従って、アンチエイジングなどと人と競い合って右往左往するよりも先にやるべきは、「与えられた自分自身を過不足なく発揮するにはどうしたら良いか」という点に尽きる。55歳でロードバイクをはじめたが、やはり若い人には叶わないということは勿論であるが、65歳前後の初老のベテランバイカーの豪健ぶりに舌を巻いた。訓練すればやはり違うなぁ・・・というのが素直な実感である。ということは、55歳前後からでも気をつければ、本来の自分に戻れるのではないか?というのが私の仮説である。
「自分自身を最大限に活かす」・・・若いうちはしなやかで、強靭で持続性、瞬発力などは当たり前で特に気にもしないものだ。しかしこの発想は、自分を含め、特に訓練をしないで熟年期に入りつつある人々には、限られた人生を生き抜くのに必要な考え方だ。何故なら、多分75歳ぐらいまで元気に働いて当然という世の中がすぐそこに到来するだろうからである。「若く見える」のが大切なのでは無く、体の中身を柔軟性を持って若々しく保ち、精神的にもいつもチャレンジできるという状態をキープすること、外見も「歳なりに溌剌としている」事が重要なのだ、と私は思っている。

[データセットからの抜粋]
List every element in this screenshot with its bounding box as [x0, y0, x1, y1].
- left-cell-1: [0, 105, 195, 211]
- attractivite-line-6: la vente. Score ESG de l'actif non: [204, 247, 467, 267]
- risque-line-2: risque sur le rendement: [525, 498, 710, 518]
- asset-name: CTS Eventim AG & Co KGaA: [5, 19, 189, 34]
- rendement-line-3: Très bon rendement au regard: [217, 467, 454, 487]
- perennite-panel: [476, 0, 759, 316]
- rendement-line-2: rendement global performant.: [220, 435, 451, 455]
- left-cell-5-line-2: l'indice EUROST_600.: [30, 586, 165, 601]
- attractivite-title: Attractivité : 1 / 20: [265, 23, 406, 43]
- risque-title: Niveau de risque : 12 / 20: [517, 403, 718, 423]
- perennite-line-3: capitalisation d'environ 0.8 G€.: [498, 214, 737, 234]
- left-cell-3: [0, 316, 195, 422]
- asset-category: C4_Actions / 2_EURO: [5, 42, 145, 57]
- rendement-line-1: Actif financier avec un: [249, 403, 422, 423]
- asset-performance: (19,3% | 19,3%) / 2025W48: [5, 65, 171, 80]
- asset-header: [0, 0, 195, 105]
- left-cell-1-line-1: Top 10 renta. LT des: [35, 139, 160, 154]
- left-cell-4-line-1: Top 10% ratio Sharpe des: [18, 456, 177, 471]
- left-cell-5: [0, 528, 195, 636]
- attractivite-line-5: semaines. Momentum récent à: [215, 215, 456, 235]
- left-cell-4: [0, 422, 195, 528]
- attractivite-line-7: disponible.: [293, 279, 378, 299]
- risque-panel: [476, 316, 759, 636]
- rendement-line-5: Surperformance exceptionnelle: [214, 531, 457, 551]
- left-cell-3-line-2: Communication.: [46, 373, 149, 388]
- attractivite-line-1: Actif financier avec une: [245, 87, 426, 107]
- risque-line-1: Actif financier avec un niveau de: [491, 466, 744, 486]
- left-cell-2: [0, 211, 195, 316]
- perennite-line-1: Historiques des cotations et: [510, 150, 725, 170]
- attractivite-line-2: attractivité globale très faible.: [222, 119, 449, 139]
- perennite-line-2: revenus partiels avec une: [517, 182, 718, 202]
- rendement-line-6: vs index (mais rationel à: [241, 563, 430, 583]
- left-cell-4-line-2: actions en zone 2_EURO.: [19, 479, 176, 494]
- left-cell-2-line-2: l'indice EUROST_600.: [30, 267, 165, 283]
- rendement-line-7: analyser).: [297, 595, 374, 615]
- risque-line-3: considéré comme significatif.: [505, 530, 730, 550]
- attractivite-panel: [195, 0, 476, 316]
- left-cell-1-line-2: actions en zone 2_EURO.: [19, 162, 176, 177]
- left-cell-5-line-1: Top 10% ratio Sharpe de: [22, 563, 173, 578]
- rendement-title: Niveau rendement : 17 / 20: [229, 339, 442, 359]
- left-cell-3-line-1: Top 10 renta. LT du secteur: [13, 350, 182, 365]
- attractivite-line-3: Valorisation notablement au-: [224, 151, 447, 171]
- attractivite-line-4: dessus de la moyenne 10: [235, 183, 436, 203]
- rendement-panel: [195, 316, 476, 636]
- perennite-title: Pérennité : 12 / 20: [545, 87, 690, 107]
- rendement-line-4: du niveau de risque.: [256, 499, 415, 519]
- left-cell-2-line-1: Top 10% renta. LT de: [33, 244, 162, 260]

[作業項目]
分析用テキストをもとに、次の問いに答えよ。
(a) 筆者は何歳でロードバイクをはじめたか。
(b) 筆者が「豪健ぶりに舌を巻いた」相手は、何歳前後のどのような人か。
(c) 筆者によれば、何歳ぐらいまで元気に働いて当然という世の中が到来するか。

[解答]
(a) 55歳
(b) 65歳前後の初老のベテランバイカー
(c) 75歳ぐらい